┏━━

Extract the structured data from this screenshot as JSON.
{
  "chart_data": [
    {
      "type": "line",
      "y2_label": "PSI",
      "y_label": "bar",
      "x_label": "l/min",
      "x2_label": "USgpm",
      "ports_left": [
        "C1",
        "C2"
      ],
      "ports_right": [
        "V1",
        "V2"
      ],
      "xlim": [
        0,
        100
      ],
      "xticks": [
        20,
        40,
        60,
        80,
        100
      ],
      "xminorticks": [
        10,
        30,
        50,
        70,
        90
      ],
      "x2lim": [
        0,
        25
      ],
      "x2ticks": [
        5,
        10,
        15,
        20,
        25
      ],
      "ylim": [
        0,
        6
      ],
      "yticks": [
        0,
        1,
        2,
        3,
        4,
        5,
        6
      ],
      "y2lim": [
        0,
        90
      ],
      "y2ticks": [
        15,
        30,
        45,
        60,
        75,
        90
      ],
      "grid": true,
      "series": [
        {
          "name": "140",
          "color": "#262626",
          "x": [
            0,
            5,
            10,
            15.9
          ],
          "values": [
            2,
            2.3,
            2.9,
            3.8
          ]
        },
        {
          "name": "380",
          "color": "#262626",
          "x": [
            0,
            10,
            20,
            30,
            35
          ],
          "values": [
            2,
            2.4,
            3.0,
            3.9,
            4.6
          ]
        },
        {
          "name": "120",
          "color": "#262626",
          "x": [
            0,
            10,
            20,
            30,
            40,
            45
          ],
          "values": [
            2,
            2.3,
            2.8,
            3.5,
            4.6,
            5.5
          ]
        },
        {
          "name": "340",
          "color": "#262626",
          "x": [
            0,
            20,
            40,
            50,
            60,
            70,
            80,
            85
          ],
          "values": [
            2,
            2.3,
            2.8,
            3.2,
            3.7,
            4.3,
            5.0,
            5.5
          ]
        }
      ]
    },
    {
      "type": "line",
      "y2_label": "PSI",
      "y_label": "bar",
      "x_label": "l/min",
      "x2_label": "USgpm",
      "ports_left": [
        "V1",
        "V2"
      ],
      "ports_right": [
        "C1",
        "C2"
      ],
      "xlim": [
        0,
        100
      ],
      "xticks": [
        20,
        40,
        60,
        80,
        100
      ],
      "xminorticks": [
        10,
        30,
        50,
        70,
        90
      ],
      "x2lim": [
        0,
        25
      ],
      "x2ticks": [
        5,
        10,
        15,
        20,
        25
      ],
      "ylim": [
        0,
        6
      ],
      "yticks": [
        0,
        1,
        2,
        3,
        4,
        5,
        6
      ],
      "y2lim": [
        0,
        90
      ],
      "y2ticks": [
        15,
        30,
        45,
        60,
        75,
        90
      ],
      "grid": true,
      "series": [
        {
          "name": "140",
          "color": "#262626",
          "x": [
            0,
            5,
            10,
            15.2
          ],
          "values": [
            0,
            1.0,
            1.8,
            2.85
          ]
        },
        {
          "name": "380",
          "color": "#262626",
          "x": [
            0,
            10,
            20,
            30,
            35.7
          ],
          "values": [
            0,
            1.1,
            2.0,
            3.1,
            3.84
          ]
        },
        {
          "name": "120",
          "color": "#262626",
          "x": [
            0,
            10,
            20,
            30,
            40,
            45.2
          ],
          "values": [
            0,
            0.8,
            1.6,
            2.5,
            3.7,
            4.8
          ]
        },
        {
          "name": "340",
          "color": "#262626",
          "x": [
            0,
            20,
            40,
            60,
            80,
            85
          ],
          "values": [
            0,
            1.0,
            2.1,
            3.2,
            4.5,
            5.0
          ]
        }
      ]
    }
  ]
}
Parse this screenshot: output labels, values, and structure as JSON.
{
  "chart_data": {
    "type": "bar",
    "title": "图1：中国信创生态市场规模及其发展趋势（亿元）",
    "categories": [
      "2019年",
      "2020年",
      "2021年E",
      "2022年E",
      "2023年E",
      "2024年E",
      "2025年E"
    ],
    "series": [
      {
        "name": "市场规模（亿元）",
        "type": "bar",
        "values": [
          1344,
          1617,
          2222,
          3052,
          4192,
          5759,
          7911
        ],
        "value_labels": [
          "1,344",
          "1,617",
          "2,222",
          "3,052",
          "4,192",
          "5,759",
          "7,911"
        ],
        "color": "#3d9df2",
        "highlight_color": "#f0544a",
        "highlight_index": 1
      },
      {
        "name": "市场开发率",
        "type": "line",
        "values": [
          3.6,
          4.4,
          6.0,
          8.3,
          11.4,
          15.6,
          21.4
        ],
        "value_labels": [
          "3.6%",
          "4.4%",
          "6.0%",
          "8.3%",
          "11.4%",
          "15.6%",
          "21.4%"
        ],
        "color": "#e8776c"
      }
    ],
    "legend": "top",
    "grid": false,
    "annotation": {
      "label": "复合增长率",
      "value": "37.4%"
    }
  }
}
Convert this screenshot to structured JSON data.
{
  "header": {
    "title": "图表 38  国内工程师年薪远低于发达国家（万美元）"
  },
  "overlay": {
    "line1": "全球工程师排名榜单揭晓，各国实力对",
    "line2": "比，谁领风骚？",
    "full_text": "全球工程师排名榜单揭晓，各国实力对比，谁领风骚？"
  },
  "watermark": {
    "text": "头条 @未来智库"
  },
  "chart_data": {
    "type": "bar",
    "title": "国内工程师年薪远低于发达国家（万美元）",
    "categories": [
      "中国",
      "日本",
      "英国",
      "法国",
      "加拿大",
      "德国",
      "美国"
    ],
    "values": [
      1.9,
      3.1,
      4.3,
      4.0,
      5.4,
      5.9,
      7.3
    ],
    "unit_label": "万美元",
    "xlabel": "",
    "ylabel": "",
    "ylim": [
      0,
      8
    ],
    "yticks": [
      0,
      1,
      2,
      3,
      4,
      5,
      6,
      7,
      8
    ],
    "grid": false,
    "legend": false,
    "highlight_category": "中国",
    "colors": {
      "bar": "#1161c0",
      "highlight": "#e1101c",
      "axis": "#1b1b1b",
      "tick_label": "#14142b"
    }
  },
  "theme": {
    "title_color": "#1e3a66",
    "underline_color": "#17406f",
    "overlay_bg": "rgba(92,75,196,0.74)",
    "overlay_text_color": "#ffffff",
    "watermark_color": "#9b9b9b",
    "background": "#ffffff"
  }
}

┗━━

• **Work required**: Copy every line in the listing above where the string "JSON" turns up.

• **Exercise solution**:
Extract the structured data from this screenshot as JSON.
Parse this screenshot: output labels, values, and structure as JSON.
Convert this screenshot to structured JSON data.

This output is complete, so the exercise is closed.